Directive: Each record below should be repeated precisely as written.

Entries:
begin

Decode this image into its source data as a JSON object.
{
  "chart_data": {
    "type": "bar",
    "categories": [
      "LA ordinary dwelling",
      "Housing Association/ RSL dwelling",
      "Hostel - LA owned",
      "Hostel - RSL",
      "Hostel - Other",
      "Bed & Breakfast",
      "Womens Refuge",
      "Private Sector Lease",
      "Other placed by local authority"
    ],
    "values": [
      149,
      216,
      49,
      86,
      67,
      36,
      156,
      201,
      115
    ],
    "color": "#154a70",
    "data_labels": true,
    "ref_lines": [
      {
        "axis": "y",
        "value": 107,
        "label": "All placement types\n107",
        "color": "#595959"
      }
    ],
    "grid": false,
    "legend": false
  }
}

end

Correct answer:
Decode this image into its source data as a JSON object.
{
  "chart_data": {
    "type": "bar",
    "categories": [
      "LA ordinary dwelling",
      "Housing Association/ RSL dwelling",
      "Hostel - LA owned",
      "Hostel - RSL",
      "Hostel - Other",
      "Bed & Breakfast",
      "Womens Refuge",
      "Private Sector Lease",
      "Other placed by local authority"
    ],
    "values": [
      149,
      216,
      49,
      86,
      67,
      36,
      156,
      201,
      115
    ],
    "color": "#154a70",
    "data_labels": true,
    "ref_lines": [
      {
        "axis": "y",
        "value": 107,
        "label": "All placement types\n107",
        "color": "#595959"
      }
    ],
    "grid": false,
    "legend": false
  }
}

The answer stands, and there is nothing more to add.